# Exercise description
Read through the data and report every line in which the word "industrial" occurs.

# Provided information
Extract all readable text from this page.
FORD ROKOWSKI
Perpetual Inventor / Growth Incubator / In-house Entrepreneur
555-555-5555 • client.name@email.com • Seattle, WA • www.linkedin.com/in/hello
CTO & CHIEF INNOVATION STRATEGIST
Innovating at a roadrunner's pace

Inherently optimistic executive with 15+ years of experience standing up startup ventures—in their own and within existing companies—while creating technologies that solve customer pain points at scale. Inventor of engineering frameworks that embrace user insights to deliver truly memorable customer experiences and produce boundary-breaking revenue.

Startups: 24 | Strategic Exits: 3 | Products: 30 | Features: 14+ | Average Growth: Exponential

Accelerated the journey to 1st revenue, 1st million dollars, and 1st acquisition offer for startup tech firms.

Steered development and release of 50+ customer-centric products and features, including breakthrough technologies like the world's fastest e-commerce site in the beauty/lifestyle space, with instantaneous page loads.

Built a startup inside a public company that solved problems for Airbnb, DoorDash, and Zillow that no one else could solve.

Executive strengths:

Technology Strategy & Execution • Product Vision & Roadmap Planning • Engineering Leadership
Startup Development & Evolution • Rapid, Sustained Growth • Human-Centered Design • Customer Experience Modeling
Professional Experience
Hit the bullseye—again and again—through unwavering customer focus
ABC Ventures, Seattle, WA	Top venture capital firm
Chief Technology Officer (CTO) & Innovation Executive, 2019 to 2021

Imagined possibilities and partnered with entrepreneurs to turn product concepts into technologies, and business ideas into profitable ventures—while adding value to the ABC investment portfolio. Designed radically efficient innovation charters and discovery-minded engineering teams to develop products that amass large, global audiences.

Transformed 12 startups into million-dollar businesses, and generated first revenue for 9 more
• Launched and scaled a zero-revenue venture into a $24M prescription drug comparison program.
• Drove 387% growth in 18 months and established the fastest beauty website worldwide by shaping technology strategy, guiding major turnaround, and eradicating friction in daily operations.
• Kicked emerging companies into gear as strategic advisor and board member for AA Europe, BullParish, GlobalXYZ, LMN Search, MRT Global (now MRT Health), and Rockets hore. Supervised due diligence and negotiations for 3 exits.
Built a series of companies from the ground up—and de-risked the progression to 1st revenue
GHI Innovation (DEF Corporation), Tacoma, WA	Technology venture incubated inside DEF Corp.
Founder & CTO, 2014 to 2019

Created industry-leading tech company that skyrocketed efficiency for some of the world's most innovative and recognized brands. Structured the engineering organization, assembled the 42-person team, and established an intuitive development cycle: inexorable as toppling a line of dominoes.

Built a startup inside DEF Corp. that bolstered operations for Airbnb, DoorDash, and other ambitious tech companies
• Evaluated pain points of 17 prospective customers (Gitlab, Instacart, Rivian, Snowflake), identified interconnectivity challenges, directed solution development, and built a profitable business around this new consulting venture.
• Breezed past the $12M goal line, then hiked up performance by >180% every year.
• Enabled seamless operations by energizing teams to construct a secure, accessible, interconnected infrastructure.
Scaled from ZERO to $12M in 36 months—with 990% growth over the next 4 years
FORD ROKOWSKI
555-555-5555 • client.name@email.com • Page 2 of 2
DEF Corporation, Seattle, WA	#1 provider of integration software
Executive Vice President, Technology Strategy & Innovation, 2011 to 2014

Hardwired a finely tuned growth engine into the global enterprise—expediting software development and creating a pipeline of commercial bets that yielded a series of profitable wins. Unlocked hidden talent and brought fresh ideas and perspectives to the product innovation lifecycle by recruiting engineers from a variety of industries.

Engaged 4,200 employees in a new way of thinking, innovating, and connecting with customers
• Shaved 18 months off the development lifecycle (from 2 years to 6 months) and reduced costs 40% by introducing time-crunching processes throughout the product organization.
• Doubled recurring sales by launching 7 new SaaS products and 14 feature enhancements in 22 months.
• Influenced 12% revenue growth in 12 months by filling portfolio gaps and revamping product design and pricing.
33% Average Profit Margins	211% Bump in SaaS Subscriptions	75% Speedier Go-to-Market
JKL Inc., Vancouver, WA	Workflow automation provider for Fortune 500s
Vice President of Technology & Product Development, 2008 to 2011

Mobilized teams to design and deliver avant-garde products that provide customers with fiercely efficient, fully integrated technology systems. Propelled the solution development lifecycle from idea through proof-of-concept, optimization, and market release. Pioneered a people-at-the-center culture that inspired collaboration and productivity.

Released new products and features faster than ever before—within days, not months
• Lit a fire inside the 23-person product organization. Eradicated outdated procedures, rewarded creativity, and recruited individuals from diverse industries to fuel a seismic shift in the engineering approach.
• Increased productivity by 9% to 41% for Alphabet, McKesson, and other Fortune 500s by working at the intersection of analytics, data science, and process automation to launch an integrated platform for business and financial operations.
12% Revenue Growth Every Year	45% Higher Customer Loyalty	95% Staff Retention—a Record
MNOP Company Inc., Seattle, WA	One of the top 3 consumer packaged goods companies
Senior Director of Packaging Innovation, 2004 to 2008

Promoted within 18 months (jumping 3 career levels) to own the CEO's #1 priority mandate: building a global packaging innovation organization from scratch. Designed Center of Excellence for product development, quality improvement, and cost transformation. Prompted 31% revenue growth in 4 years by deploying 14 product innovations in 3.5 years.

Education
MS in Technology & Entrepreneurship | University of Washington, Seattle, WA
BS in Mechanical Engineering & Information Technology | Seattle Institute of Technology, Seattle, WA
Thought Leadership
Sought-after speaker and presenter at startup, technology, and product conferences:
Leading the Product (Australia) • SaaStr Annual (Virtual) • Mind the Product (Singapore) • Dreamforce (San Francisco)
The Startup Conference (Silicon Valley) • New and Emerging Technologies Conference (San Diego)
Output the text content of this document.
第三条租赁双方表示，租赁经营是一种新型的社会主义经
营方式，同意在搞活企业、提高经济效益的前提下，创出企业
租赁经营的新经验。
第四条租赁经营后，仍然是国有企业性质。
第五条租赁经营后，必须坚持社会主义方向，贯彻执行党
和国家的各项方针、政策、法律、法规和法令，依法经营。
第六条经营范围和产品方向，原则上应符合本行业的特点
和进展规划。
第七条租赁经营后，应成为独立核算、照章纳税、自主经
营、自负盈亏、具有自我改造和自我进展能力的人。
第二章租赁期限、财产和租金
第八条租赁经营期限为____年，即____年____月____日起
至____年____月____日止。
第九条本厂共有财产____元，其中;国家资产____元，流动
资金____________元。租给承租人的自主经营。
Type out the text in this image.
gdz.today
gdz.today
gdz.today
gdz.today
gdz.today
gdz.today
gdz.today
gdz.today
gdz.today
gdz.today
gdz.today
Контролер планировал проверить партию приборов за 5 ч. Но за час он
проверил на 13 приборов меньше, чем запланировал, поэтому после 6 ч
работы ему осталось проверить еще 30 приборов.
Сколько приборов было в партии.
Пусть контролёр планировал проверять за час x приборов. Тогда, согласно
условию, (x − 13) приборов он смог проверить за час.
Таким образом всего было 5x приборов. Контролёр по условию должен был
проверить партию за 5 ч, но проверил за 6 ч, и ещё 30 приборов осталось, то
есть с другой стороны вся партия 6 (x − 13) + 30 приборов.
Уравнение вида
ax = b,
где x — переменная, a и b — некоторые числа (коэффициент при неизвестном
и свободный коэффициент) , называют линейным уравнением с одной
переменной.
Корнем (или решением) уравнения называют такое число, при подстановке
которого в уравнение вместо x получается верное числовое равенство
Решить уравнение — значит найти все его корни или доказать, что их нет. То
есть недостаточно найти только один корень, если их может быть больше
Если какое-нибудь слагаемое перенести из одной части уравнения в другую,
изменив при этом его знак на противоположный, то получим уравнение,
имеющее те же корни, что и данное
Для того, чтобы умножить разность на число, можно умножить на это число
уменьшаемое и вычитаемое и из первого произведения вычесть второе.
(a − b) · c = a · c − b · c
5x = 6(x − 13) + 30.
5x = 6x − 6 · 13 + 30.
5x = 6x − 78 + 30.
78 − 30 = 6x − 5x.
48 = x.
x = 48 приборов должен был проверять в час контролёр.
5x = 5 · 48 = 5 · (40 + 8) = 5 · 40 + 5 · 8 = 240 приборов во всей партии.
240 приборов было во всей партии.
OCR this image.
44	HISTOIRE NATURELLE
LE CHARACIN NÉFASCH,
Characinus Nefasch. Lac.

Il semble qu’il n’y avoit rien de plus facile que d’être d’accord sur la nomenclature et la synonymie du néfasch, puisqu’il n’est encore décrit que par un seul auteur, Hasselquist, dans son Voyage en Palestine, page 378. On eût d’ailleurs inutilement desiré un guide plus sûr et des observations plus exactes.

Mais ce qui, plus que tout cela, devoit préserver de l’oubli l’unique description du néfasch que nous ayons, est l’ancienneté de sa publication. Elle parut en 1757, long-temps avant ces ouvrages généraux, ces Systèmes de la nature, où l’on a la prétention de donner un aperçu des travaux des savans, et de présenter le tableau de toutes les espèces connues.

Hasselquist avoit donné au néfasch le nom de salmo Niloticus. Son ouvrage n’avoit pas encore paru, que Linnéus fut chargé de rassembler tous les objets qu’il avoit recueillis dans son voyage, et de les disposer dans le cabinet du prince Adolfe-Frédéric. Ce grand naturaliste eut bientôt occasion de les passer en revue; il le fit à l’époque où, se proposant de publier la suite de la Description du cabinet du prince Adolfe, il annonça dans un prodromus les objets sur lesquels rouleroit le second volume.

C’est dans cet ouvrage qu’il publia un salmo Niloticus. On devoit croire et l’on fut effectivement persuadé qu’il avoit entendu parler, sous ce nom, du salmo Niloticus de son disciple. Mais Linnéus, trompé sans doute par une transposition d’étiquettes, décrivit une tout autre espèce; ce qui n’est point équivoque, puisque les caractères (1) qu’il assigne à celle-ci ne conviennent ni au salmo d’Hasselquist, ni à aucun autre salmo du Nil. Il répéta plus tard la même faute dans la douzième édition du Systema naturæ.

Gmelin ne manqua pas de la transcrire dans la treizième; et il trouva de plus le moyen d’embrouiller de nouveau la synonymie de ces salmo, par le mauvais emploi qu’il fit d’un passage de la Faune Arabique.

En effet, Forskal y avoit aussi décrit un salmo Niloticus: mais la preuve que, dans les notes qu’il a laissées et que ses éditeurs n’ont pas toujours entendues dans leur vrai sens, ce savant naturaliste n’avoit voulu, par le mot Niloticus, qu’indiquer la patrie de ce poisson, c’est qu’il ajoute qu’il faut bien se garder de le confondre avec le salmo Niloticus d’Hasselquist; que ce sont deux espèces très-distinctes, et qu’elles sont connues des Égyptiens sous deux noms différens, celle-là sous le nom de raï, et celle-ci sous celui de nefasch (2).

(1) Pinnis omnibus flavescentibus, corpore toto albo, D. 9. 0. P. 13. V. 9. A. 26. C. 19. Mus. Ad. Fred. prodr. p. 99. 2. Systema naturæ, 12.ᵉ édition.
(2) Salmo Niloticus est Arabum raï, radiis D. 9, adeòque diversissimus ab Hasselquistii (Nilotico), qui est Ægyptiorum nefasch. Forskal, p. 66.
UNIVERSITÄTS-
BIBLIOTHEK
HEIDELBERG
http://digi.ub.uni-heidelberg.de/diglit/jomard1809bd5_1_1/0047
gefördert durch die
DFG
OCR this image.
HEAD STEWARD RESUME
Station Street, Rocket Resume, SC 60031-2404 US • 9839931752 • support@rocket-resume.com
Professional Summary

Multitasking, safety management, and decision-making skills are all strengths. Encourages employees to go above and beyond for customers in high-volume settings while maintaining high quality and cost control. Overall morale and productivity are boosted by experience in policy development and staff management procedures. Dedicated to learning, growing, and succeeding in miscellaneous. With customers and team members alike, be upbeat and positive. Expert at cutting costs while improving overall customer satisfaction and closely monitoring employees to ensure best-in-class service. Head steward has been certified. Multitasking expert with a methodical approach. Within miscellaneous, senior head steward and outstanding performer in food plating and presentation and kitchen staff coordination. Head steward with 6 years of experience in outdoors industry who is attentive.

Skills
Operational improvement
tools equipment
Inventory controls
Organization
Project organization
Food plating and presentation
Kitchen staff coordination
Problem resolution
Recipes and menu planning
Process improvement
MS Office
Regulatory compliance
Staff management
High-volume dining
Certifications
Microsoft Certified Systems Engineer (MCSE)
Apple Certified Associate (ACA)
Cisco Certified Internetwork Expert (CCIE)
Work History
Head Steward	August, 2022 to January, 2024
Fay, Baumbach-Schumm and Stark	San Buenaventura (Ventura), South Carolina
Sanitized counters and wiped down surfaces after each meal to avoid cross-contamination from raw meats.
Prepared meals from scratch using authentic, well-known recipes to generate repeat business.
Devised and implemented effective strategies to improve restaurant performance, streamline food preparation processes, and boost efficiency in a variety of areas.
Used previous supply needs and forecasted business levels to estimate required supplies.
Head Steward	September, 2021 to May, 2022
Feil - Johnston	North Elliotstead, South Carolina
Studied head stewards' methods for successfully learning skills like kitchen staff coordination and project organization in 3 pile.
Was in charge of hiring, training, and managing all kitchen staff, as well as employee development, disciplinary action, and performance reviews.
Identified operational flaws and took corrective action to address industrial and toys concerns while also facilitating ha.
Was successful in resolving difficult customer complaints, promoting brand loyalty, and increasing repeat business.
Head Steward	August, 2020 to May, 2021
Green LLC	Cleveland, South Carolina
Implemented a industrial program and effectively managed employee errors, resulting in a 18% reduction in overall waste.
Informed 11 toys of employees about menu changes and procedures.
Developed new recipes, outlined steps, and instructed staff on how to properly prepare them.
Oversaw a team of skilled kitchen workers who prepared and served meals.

# Task response
Identified operational flaws and took corrective action to address industrial and toys concerns while also facilitating ha.
Implemented a industrial program and effectively managed employee errors, resulting in a 18% reduction in overall waste.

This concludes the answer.